• [Your objective]
Take each line that has the word "uses" and return it.

---------- Material provided

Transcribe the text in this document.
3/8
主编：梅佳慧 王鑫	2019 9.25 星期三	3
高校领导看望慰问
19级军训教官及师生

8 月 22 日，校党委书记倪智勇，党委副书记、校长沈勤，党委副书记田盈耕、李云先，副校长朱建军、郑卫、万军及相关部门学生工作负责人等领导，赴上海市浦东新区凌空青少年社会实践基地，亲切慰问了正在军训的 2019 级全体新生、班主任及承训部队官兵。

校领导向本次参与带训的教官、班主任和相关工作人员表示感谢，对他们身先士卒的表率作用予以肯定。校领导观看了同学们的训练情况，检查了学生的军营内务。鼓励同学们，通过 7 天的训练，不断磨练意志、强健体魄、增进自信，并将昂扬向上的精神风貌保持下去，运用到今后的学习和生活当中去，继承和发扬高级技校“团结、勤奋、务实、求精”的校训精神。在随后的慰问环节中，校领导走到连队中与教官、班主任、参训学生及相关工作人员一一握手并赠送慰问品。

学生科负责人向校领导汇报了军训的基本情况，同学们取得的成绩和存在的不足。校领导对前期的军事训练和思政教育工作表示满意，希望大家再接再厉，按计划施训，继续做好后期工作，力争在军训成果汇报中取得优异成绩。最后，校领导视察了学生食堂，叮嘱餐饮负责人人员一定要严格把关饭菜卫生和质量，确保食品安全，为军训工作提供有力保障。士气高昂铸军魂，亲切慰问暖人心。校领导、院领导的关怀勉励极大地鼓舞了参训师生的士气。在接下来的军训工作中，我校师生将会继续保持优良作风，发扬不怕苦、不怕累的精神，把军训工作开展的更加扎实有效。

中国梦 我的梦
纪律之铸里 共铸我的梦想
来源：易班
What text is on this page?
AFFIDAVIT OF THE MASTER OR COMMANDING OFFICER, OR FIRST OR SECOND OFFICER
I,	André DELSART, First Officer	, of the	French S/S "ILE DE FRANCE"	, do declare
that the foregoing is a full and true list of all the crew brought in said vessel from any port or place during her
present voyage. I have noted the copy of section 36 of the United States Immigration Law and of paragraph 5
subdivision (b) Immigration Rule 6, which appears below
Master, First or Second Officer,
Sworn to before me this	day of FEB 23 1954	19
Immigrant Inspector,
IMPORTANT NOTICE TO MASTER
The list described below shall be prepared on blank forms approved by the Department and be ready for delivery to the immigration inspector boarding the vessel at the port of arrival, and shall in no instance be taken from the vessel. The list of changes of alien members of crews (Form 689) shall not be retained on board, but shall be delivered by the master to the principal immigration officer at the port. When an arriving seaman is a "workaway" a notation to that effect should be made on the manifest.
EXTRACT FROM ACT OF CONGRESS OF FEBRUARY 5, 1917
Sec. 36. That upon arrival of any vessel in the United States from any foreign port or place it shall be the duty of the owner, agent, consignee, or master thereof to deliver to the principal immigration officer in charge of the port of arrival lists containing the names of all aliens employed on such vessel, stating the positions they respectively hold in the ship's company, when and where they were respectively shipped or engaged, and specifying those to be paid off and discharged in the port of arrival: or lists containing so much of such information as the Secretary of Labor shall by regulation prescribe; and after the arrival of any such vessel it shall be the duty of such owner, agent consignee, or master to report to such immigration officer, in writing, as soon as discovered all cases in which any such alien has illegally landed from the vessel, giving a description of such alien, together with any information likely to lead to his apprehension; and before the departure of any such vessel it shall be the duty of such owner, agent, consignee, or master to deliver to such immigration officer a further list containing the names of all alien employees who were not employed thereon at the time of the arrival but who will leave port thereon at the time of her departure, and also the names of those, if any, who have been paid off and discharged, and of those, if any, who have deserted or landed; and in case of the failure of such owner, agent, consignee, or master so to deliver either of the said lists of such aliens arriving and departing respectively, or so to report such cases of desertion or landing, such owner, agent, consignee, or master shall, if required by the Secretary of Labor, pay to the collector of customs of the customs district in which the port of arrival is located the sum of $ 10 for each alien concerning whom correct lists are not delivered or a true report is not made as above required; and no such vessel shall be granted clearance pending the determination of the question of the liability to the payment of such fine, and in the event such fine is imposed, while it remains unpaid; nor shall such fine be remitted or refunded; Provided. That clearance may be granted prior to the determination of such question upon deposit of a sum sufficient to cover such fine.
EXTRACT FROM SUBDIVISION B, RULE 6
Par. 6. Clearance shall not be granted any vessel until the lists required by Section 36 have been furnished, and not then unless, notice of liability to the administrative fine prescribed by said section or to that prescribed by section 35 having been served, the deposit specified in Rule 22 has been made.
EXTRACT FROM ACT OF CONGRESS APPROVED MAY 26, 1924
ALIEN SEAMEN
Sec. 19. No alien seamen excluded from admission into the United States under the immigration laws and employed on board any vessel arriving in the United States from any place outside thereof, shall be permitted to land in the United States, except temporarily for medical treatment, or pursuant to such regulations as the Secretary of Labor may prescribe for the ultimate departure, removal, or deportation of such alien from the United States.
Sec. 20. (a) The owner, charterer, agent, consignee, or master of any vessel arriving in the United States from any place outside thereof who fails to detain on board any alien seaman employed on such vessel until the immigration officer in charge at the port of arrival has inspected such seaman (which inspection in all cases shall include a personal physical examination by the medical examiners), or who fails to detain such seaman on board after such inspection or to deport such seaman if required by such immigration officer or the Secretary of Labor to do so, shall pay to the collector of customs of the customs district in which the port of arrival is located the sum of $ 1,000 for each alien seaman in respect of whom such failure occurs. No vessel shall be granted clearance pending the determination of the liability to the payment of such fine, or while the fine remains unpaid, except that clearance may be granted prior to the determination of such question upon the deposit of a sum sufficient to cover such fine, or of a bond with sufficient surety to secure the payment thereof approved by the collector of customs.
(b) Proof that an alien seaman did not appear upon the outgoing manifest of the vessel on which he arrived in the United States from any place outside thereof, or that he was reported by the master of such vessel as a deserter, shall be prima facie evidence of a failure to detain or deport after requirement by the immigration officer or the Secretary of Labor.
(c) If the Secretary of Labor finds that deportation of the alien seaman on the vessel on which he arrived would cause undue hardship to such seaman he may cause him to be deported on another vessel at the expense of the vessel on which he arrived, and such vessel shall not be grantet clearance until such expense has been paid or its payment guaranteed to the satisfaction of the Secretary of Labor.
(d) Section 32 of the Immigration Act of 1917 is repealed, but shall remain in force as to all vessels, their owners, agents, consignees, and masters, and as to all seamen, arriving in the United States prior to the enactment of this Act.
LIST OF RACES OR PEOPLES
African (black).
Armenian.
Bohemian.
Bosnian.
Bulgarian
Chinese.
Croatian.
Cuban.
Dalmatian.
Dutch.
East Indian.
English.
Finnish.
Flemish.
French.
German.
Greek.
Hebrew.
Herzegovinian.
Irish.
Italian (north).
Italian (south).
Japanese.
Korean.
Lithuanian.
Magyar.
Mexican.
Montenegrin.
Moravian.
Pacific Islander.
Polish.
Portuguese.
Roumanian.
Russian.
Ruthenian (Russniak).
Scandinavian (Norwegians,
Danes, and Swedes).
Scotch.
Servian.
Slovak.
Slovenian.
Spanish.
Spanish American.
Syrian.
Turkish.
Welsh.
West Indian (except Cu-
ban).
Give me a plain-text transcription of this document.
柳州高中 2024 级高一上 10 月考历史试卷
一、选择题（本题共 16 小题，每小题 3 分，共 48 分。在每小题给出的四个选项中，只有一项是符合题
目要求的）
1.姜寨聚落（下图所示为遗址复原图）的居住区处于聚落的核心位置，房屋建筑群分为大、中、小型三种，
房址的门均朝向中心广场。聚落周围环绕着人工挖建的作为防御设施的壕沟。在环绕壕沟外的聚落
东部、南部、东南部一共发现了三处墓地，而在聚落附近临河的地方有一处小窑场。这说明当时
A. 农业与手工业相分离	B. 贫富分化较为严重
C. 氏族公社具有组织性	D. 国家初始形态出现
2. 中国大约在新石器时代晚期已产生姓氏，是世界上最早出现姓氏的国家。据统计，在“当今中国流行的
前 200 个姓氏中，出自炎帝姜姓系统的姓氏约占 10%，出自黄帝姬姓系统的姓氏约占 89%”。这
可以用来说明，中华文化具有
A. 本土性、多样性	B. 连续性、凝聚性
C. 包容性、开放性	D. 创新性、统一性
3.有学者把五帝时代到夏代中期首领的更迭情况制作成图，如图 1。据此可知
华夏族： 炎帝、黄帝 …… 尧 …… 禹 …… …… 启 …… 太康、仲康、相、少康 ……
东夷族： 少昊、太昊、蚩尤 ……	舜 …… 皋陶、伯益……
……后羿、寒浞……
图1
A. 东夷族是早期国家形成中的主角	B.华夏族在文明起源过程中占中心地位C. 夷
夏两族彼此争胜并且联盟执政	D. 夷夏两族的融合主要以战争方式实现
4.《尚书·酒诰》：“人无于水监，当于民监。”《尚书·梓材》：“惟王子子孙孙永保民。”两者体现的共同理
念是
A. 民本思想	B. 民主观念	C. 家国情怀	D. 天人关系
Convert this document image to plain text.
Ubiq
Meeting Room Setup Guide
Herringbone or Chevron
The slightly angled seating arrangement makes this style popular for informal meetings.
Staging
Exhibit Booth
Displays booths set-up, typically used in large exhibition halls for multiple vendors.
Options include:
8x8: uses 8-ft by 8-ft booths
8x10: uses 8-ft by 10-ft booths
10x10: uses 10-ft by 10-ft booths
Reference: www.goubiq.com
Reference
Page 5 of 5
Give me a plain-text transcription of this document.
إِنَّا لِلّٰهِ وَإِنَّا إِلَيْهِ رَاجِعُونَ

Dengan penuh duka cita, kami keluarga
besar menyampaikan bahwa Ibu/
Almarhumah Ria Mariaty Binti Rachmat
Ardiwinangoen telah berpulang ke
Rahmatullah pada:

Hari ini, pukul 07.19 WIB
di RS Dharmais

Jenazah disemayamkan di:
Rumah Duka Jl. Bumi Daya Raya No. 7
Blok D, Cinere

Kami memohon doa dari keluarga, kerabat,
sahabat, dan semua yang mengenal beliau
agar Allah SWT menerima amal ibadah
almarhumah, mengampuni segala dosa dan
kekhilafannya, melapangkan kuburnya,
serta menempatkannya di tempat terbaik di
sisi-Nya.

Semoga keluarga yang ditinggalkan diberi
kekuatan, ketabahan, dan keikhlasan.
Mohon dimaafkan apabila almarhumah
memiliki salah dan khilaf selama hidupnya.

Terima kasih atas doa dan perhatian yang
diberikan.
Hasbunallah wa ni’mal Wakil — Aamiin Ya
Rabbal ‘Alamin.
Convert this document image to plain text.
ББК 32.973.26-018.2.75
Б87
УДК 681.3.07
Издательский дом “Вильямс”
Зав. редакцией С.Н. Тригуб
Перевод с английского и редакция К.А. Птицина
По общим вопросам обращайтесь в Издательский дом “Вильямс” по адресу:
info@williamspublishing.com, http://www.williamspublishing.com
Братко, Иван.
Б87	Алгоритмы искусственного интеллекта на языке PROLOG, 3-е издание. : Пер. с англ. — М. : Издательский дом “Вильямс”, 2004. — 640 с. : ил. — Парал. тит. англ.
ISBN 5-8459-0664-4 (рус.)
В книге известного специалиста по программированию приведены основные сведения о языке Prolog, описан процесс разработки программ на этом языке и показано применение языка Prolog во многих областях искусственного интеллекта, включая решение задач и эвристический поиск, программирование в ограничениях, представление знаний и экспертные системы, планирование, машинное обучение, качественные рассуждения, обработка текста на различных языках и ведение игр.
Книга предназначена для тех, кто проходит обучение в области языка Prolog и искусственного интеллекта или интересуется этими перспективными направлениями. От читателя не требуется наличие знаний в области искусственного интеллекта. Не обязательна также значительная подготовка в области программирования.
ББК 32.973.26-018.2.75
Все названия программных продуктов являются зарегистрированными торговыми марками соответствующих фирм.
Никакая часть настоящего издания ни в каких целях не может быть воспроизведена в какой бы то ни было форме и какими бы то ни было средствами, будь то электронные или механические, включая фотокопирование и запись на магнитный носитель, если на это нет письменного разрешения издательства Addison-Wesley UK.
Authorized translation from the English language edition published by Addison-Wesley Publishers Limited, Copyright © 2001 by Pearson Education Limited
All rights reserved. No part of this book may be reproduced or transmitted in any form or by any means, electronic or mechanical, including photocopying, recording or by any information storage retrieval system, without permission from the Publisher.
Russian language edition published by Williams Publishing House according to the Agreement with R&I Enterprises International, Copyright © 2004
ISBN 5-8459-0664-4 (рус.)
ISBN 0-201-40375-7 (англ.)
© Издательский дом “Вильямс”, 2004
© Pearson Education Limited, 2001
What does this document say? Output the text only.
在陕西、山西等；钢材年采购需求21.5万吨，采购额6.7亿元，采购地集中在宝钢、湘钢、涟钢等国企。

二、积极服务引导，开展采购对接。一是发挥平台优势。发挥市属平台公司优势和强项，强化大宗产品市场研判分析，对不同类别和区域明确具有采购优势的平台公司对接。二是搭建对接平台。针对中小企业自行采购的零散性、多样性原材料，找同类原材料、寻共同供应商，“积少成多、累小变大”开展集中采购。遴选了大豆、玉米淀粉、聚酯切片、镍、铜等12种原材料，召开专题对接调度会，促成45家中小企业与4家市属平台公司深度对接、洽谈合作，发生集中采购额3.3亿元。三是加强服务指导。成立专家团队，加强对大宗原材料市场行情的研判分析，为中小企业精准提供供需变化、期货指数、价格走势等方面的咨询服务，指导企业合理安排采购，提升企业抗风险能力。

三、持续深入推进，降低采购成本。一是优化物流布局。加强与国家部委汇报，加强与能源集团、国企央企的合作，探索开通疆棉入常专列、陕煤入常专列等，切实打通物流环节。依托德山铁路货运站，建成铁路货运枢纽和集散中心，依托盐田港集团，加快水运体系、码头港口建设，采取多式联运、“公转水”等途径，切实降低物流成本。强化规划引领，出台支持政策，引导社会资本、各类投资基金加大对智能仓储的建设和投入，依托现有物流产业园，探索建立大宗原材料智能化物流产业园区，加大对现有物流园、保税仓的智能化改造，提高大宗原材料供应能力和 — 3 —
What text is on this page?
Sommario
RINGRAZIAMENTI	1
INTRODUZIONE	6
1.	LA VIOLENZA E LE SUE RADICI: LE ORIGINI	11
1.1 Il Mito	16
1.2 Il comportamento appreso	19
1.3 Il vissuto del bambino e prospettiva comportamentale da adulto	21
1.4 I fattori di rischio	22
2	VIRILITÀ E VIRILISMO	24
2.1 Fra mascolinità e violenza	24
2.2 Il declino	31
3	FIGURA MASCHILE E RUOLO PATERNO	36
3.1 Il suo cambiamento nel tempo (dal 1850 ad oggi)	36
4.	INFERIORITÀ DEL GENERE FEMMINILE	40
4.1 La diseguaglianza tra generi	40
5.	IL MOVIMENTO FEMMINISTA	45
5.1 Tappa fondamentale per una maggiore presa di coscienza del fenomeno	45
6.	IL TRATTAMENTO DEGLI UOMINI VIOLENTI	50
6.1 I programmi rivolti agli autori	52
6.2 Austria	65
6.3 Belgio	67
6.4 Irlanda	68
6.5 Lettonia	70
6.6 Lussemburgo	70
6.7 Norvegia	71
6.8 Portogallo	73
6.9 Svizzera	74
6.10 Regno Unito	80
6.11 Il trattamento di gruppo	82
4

--------------------

• [Written response]
8x8: uses 8-ft by 8-ft booths
8x10: uses 8-ft by 10-ft booths
10x10: uses 10-ft by 10-ft booths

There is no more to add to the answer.